● **What you have to do**: From the entries that follow, extract each line holding the string "Name".

● **Extracted data**:

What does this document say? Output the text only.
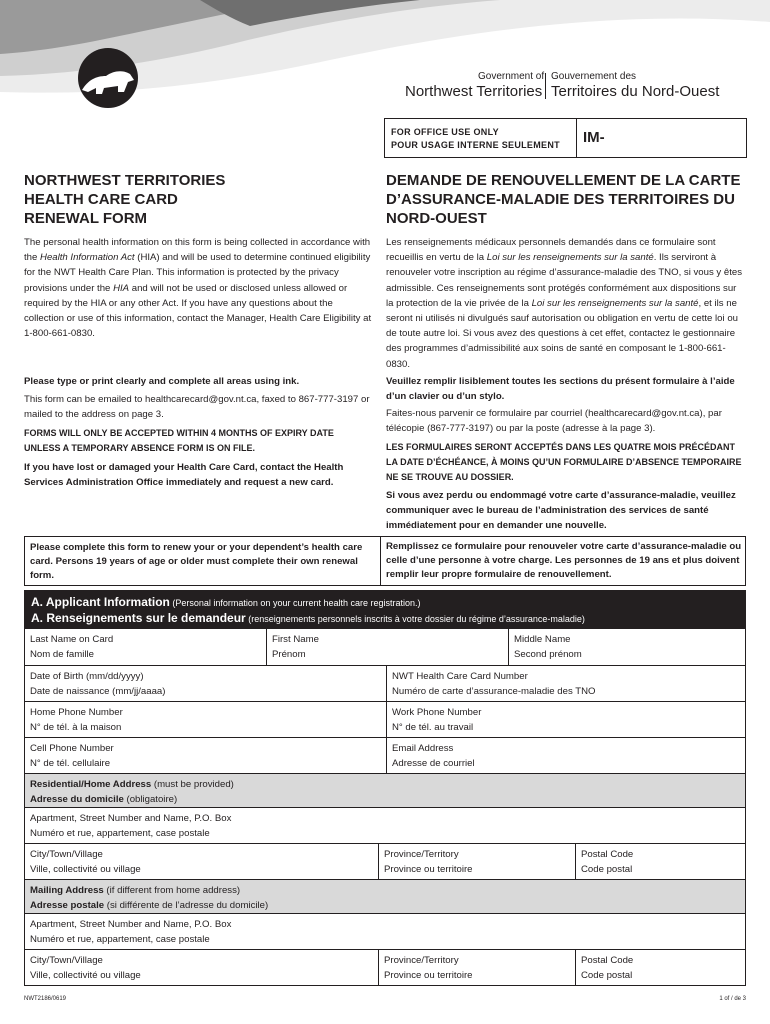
Government of
Northwest Territories
Gouvernement des
Territoires du Nord-Ouest
FOR OFFICE USE ONLY
POUR USAGE INTERNE SEULEMENT IM-
NORTHWEST TERRITORIES
HEALTH CARE CARD
RENEWAL FORM
DEMANDE DE RENOUVELLEMENT DE LA CARTE
D’ASSURANCE-MALADIE DES TERRITOIRES DU
NORD-OUEST
The personal health information on this form is being collected in accordance with the Health Information Act (HIA) and will be used to determine continued eligibility for the NWT Health Care Plan. This information is protected by the privacy provisions under the HIA and will not be used or disclosed unless allowed or required by the HIA or any other Act. If you have any questions about the collection or use of this information, contact the Manager, Health Care Eligibility at 1-800-661-0830.
Les renseignements médicaux personnels demandés dans ce formulaire sont recueillis en vertu de la Loi sur les renseignements sur la santé. Ils serviront à renouveler votre inscription au régime d’assurance-maladie des TNO, si vous y êtes admissible. Ces renseignements sont protégés conformément aux dispositions sur la protection de la vie privée de la Loi sur les renseignements sur la santé, et ils ne seront ni utilisés ni divulgués sauf autorisation ou obligation en vertu de cette loi ou de toute autre loi. Si vous avez des questions à cet effet, contactez le gestionnaire des programmes d’admissibilité aux soins de santé en composant le 1-800-661-0830.
Please type or print clearly and complete all areas using ink.
This form can be emailed to healthcarecard@gov.nt.ca, faxed to 867-777-3197 or mailed to the address on page 3.
FORMS WILL ONLY BE ACCEPTED WITHIN 4 MONTHS OF EXPIRY DATE UNLESS A TEMPORARY ABSENCE FORM IS ON FILE.
If you have lost or damaged your Health Care Card, contact the Health Services Administration Office immediately and request a new card.
Veuillez remplir lisiblement toutes les sections du présent formulaire à l’aide d’un clavier ou d’un stylo.
Faites-nous parvenir ce formulaire par courriel (healthcarecard@gov.nt.ca), par télécopie (867-777-3197) ou par la poste (adresse à la page 3).
LES FORMULAIRES SERONT ACCEPTÉS DANS LES QUATRE MOIS PRÉCÉDANT LA DATE D’ÉCHÉANCE, À MOINS QU’UN FORMULAIRE D’ABSENCE TEMPORAIRE NE SE TROUVE AU DOSSIER.
Si vous avez perdu ou endommagé votre carte d’assurance-maladie, veuillez communiquer avec le bureau de l’administration des services de santé immédiatement pour en demander une nouvelle.
Please complete this form to renew your or your dependent’s health care card. Persons 19 years of age or older must complete their own renewal form.
Remplissez ce formulaire pour renouveler votre carte d’assurance-maladie ou celle d’une personne à votre charge. Les personnes de 19 ans et plus doivent remplir leur propre formulaire de renouvellement.
A. Applicant Information (Personal information on your current health care registration.)
A. Renseignements sur le demandeur (renseignements personnels inscrits à votre dossier du régime d’assurance-maladie)
Last Name on Card
Nom de famille
First Name
Prénom
Middle Name
Second prénom
Date of Birth (mm/dd/yyyy)
Date de naissance (mm/jj/aaaa)
NWT Health Care Card Number
Numéro de carte d’assurance-maladie des TNO
Home Phone Number
N° de tél. à la maison
Work Phone Number
N° de tél. au travail
Cell Phone Number
N° de tél. cellulaire
Email Address
Adresse de courriel
Residential/Home Address (must be provided)
Adresse du domicile (obligatoire)
Apartment, Street Number and Name, P.O. Box
Numéro et rue, appartement, case postale
City/Town/Village
Ville, collectivité ou village
Province/Territory
Province ou territoire
Postal Code
Code postal
Mailing Address (if different from home address)
Adresse postale (si différente de l’adresse du domicile)
Apartment, Street Number and Name, P.O. Box
Numéro et rue, appartement, case postale
City/Town/Village
Ville, collectivité ou village
Province/Territory
Province ou territoire
Postal Code
Code postal
NWT2186/0619	1 of / de 3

● **Result for this task**:
Last Name on Card
First Name
Middle Name
Apartment, Street Number and Name, P.O. Box
Apartment, Street Number and Name, P.O. Box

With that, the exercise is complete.